■ Exercise instructions ■
Every record that follows should be printed verbatim.

■ Stored records ■
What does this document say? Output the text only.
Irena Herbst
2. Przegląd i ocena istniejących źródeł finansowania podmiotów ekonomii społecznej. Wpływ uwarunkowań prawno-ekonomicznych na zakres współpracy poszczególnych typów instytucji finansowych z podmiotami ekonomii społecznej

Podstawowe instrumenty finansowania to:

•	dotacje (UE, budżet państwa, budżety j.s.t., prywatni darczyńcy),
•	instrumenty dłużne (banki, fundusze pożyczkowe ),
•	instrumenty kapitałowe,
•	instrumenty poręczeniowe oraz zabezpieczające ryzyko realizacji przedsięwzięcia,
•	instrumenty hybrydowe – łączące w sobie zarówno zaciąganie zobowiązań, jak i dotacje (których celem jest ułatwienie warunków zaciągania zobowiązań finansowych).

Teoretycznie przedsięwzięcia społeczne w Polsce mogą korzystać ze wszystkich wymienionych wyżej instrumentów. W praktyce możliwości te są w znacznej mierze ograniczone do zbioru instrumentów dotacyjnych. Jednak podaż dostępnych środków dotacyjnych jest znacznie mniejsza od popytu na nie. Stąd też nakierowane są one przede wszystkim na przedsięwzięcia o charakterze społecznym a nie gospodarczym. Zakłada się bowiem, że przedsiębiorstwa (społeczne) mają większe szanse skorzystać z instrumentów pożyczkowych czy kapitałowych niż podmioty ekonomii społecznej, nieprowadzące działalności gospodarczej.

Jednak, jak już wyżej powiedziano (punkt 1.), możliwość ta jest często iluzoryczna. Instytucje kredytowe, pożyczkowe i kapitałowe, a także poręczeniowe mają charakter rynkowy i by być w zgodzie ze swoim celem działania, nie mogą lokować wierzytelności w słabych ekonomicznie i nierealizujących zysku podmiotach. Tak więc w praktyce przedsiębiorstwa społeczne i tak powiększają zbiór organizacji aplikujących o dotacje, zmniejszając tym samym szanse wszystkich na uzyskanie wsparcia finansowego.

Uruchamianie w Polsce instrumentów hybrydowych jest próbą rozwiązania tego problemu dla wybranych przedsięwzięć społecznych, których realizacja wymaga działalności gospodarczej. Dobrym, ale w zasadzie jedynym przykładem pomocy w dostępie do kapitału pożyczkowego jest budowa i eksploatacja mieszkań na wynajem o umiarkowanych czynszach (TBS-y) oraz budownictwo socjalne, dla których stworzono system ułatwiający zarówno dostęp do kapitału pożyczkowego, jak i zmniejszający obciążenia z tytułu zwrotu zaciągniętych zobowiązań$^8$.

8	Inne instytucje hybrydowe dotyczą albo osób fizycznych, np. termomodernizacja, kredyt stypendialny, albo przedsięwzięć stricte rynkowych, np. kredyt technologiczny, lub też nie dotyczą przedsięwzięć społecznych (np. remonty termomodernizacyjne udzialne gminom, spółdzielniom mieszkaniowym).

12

■ Written solution ■
What does this document say? Output the text only.
Irena Herbst
2. Przegląd i ocena istniejących źródeł finansowania podmiotów ekonomii społecznej. Wpływ uwarunkowań prawno-ekonomicznych na zakres współpracy poszczególnych typów instytucji finansowych z podmiotami ekonomii społecznej

Podstawowe instrumenty finansowania to:

•	dotacje (UE, budżet państwa, budżety j.s.t., prywatni darczyńcy),
•	instrumenty dłużne (banki, fundusze pożyczkowe ),
•	instrumenty kapitałowe,
•	instrumenty poręczeniowe oraz zabezpieczające ryzyko realizacji przedsięwzięcia,
•	instrumenty hybrydowe – łączące w sobie zarówno zaciąganie zobowiązań, jak i dotacje (których celem jest ułatwienie warunków zaciągania zobowiązań finansowych).

Teoretycznie przedsięwzięcia społeczne w Polsce mogą korzystać ze wszystkich wymienionych wyżej instrumentów. W praktyce możliwości te są w znacznej mierze ograniczone do zbioru instrumentów dotacyjnych. Jednak podaż dostępnych środków dotacyjnych jest znacznie mniejsza od popytu na nie. Stąd też nakierowane są one przede wszystkim na przedsięwzięcia o charakterze społecznym a nie gospodarczym. Zakłada się bowiem, że przedsiębiorstwa (społeczne) mają większe szanse skorzystać z instrumentów pożyczkowych czy kapitałowych niż podmioty ekonomii społecznej, nieprowadzące działalności gospodarczej.

Jednak, jak już wyżej powiedziano (punkt 1.), możliwość ta jest często iluzoryczna. Instytucje kredytowe, pożyczkowe i kapitałowe, a także poręczeniowe mają charakter rynkowy i by być w zgodzie ze swoim celem działania, nie mogą lokować wierzytelności w słabych ekonomicznie i nierealizujących zysku podmiotach. Tak więc w praktyce przedsiębiorstwa społeczne i tak powiększają zbiór organizacji aplikujących o dotacje, zmniejszając tym samym szanse wszystkich na uzyskanie wsparcia finansowego.

Uruchamianie w Polsce instrumentów hybrydowych jest próbą rozwiązania tego problemu dla wybranych przedsięwzięć społecznych, których realizacja wymaga działalności gospodarczej. Dobrym, ale w zasadzie jedynym przykładem pomocy w dostępie do kapitału pożyczkowego jest budowa i eksploatacja mieszkań na wynajem o umiarkowanych czynszach (TBS-y) oraz budownictwo socjalne, dla których stworzono system ułatwiający zarówno dostęp do kapitału pożyczkowego, jak i zmniejszający obciążenia z tytułu zwrotu zaciągniętych zobowiązań$^8$.

8	Inne instytucje hybrydowe dotyczą albo osób fizycznych, np. termomodernizacja, kredyt stypendialny, albo przedsięwzięć stricte rynkowych, np. kredyt technologiczny, lub też nie dotyczą przedsięwzięć społecznych (np. remonty termomodernizacyjne udzialne gminom, spółdzielniom mieszkaniowym).

12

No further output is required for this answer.